**TASK**
All entries must be extracted exactly, with nothing added or dropped.

↓

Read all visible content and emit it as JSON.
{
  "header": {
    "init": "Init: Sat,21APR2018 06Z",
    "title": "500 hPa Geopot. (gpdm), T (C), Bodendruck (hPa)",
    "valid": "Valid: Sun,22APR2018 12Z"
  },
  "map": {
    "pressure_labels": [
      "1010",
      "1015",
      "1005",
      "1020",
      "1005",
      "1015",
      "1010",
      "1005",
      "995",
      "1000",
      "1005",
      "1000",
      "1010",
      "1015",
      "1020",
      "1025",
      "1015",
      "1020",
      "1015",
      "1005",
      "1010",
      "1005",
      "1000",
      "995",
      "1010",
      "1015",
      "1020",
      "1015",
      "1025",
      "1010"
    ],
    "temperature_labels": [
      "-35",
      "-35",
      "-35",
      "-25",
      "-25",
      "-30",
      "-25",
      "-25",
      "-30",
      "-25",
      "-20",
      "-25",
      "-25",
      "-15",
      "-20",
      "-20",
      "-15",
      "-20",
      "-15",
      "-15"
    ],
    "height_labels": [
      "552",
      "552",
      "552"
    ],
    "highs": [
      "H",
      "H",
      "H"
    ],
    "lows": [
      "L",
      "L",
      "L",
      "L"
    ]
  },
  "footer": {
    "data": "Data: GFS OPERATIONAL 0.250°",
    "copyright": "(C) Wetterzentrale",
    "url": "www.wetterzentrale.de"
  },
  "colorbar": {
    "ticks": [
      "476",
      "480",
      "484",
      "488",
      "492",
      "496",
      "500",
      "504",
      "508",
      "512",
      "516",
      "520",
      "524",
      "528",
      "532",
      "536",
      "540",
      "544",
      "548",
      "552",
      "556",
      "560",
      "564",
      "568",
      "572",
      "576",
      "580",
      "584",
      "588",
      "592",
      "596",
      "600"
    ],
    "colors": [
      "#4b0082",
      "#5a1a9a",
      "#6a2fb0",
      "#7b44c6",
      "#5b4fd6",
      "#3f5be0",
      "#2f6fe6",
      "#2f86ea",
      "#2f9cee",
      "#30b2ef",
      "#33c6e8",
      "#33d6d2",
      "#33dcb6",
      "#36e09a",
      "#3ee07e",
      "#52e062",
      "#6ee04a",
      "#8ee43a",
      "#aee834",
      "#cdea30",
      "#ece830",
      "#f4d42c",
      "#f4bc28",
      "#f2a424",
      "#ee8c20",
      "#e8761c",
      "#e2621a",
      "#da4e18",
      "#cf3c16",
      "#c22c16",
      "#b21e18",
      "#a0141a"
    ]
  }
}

↑

**FINISHED ANSWER**
Read all visible content and emit it as JSON.
{
  "header": {
    "init": "Init: Sat,21APR2018 06Z",
    "title": "500 hPa Geopot. (gpdm), T (C), Bodendruck (hPa)",
    "valid": "Valid: Sun,22APR2018 12Z"
  },
  "map": {
    "pressure_labels": [
      "1010",
      "1015",
      "1005",
      "1020",
      "1005",
      "1015",
      "1010",
      "1005",
      "995",
      "1000",
      "1005",
      "1000",
      "1010",
      "1015",
      "1020",
      "1025",
      "1015",
      "1020",
      "1015",
      "1005",
      "1010",
      "1005",
      "1000",
      "995",
      "1010",
      "1015",
      "1020",
      "1015",
      "1025",
      "1010"
    ],
    "temperature_labels": [
      "-35",
      "-35",
      "-35",
      "-25",
      "-25",
      "-30",
      "-25",
      "-25",
      "-30",
      "-25",
      "-20",
      "-25",
      "-25",
      "-15",
      "-20",
      "-20",
      "-15",
      "-20",
      "-15",
      "-15"
    ],
    "height_labels": [
      "552",
      "552",
      "552"
    ],
    "highs": [
      "H",
      "H",
      "H"
    ],
    "lows": [
      "L",
      "L",
      "L",
      "L"
    ]
  },
  "footer": {
    "data": "Data: GFS OPERATIONAL 0.250°",
    "copyright": "(C) Wetterzentrale",
    "url": "www.wetterzentrale.de"
  },
  "colorbar": {
    "ticks": [
      "476",
      "480",
      "484",
      "488",
      "492",
      "496",
      "500",
      "504",
      "508",
      "512",
      "516",
      "520",
      "524",
      "528",
      "532",
      "536",
      "540",
      "544",
      "548",
      "552",
      "556",
      "560",
      "564",
      "568",
      "572",
      "576",
      "580",
      "584",
      "588",
      "592",
      "596",
      "600"
    ],
    "colors": [
      "#4b0082",
      "#5a1a9a",
      "#6a2fb0",
      "#7b44c6",
      "#5b4fd6",
      "#3f5be0",
      "#2f6fe6",
      "#2f86ea",
      "#2f9cee",
      "#30b2ef",
      "#33c6e8",
      "#33d6d2",
      "#33dcb6",
      "#36e09a",
      "#3ee07e",
      "#52e062",
      "#6ee04a",
      "#8ee43a",
      "#aee834",
      "#cdea30",
      "#ece830",
      "#f4d42c",
      "#f4bc28",
      "#f2a424",
      "#ee8c20",
      "#e8761c",
      "#e2621a",
      "#da4e18",
      "#cf3c16",
      "#c22c16",
      "#b21e18",
      "#a0141a"
    ]
  }
}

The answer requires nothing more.